_WRITTEN PROBLEM_.
Transcribe all the records exactly and omit any images they hold.

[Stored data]
_ _ _ _ _
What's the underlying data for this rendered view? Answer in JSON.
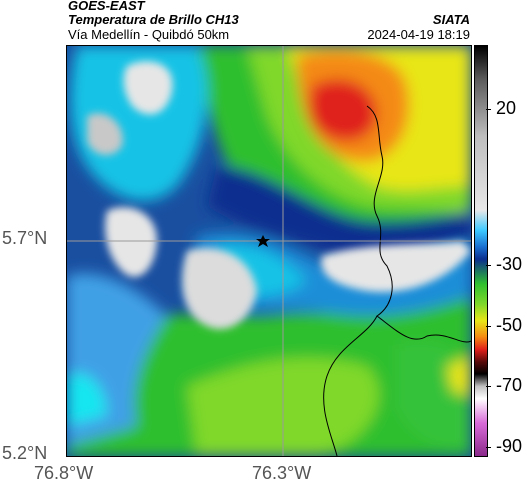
{
  "header": {
    "satellite": "GOES-EAST",
    "product": "Temperatura de Brillo CH13",
    "region": "Vía Medellín - Quibdó 50km",
    "brand": "SIATA",
    "datetime": "2024-04-19 18:19"
  },
  "map": {
    "lat_labels": [
      "5.7°N",
      "5.2°N"
    ],
    "lon_labels": [
      "76.8°W",
      "76.3°W"
    ],
    "marker_icon": "star-icon"
  },
  "colorbar": {
    "labels": [
      "20",
      "-30",
      "-50",
      "-70",
      "-90"
    ]
  },
  "colors": {
    "cold_cloud": "#e6e6e6",
    "deep_blue": "#0b2f8f",
    "cyan": "#12c3e6",
    "green": "#2fbf2f",
    "yellow": "#e8e619",
    "orange": "#f48a12",
    "red": "#e0201c"
  }
}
_ _ _ _ _
_REPLY_.
What's the underlying data for this rendered view? Answer in JSON.
{
  "header": {
    "satellite": "GOES-EAST",
    "product": "Temperatura de Brillo CH13",
    "region": "Vía Medellín - Quibdó 50km",
    "brand": "SIATA",
    "datetime": "2024-04-19 18:19"
  },
  "map": {
    "lat_labels": [
      "5.7°N",
      "5.2°N"
    ],
    "lon_labels": [
      "76.8°W",
      "76.3°W"
    ],
    "marker_icon": "star-icon"
  },
  "colorbar": {
    "labels": [
      "20",
      "-30",
      "-50",
      "-70",
      "-90"
    ]
  },
  "colors": {
    "cold_cloud": "#e6e6e6",
    "deep_blue": "#0b2f8f",
    "cyan": "#12c3e6",
    "green": "#2fbf2f",
    "yellow": "#e8e619",
    "orange": "#f48a12",
    "red": "#e0201c"
  }
}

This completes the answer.